** begin **

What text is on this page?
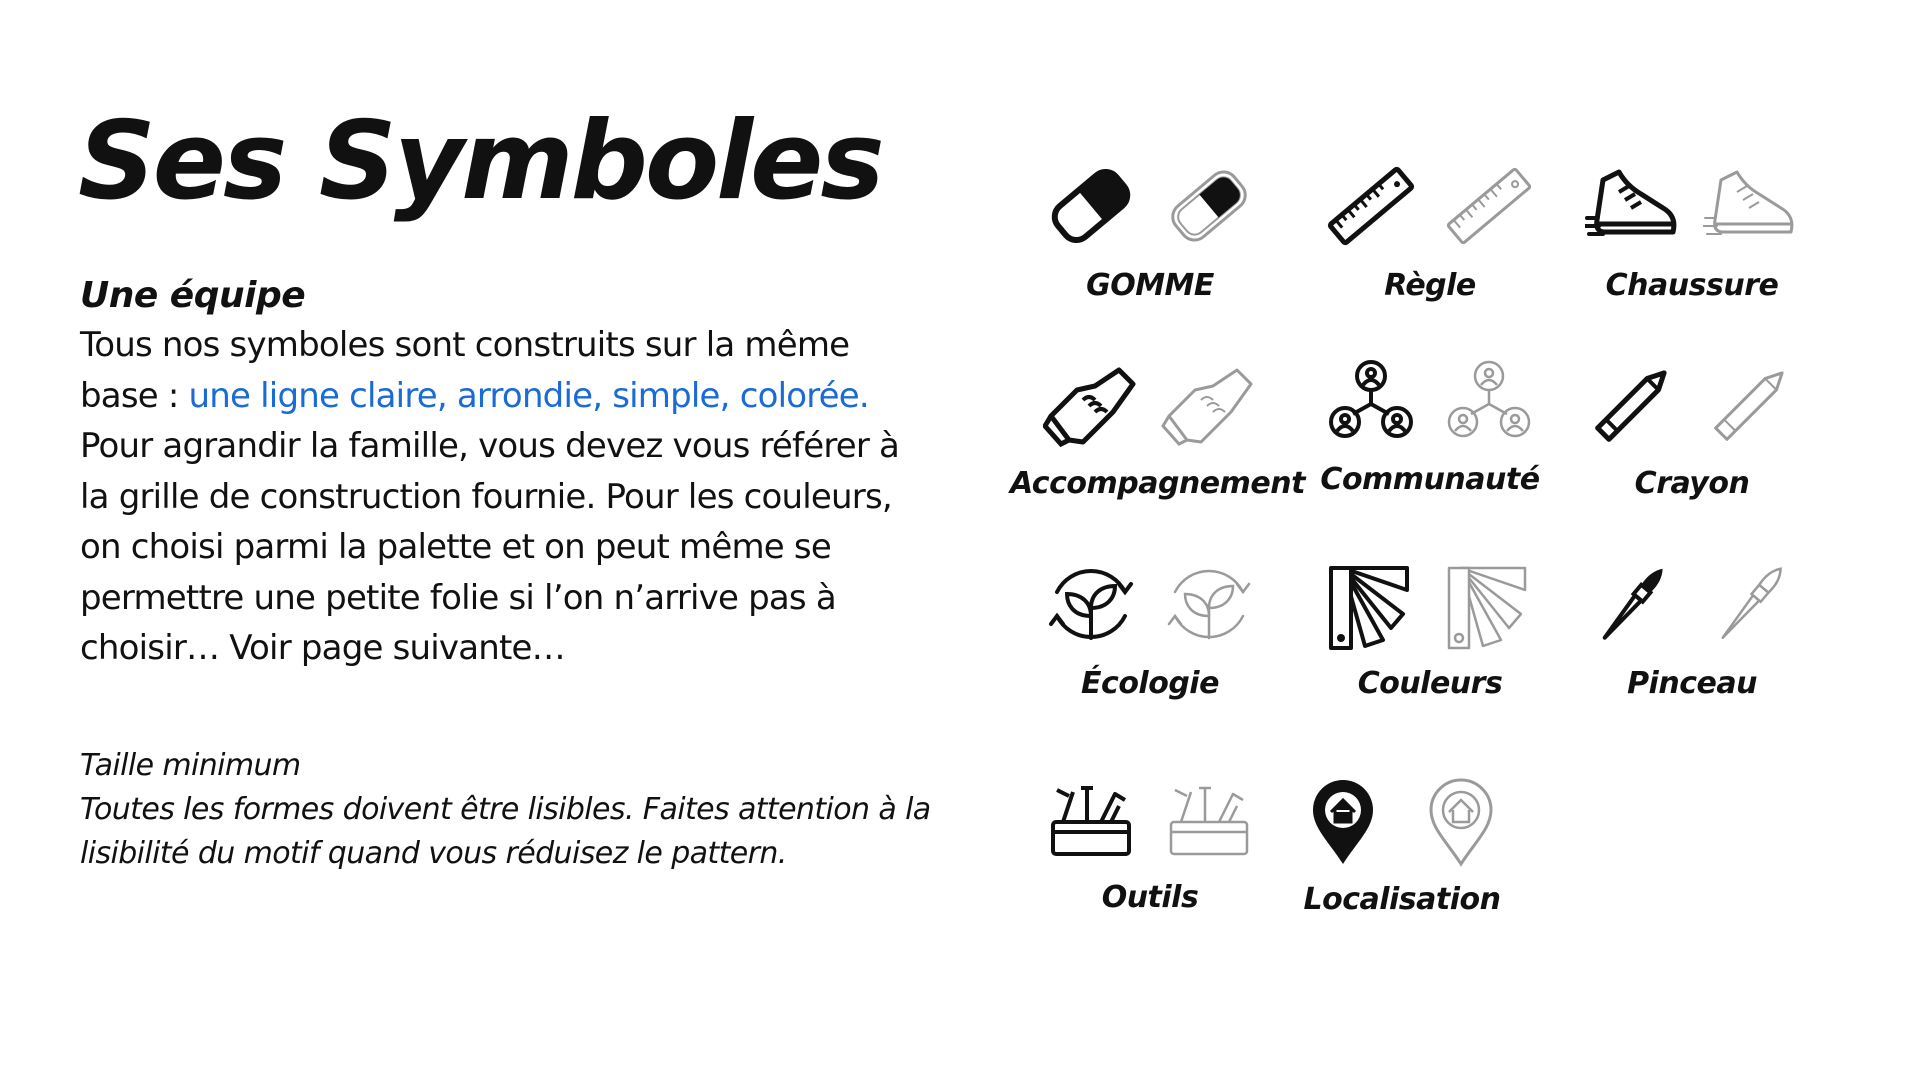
Ses Symboles
Une équipe
Tous nos symboles sont construits sur la même base : une ligne claire, arrondie, simple, colorée. Pour agrandir la famille, vous devez vous référer à la grille de construction fournie. Pour les couleurs, on choisi parmi la palette et on peut même se permettre une petite folie si l’on n’arrive pas à choisir… Voir page suivante…
Taille minimum
Toutes les formes doivent être lisibles. Faites attention à la lisibilité du motif quand vous réduisez le pattern.
GOMME	Règle	Chaussure
Accompagnement Communauté	Crayon
Écologie	Couleurs	Pinceau
Outils	Localisation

** end **

Brief: Quote the records above in full, dropping each picture.

Solution to the exercise:
What text is on this page?
Ses Symboles
Une équipe
Tous nos symboles sont construits sur la même base : une ligne claire, arrondie, simple, colorée. Pour agrandir la famille, vous devez vous référer à la grille de construction fournie. Pour les couleurs, on choisi parmi la palette et on peut même se permettre une petite folie si l’on n’arrive pas à choisir… Voir page suivante…
Taille minimum
Toutes les formes doivent être lisibles. Faites attention à la lisibilité du motif quand vous réduisez le pattern.
GOMME	Règle	Chaussure
Accompagnement Communauté	Crayon
Écologie	Couleurs	Pinceau
Outils	Localisation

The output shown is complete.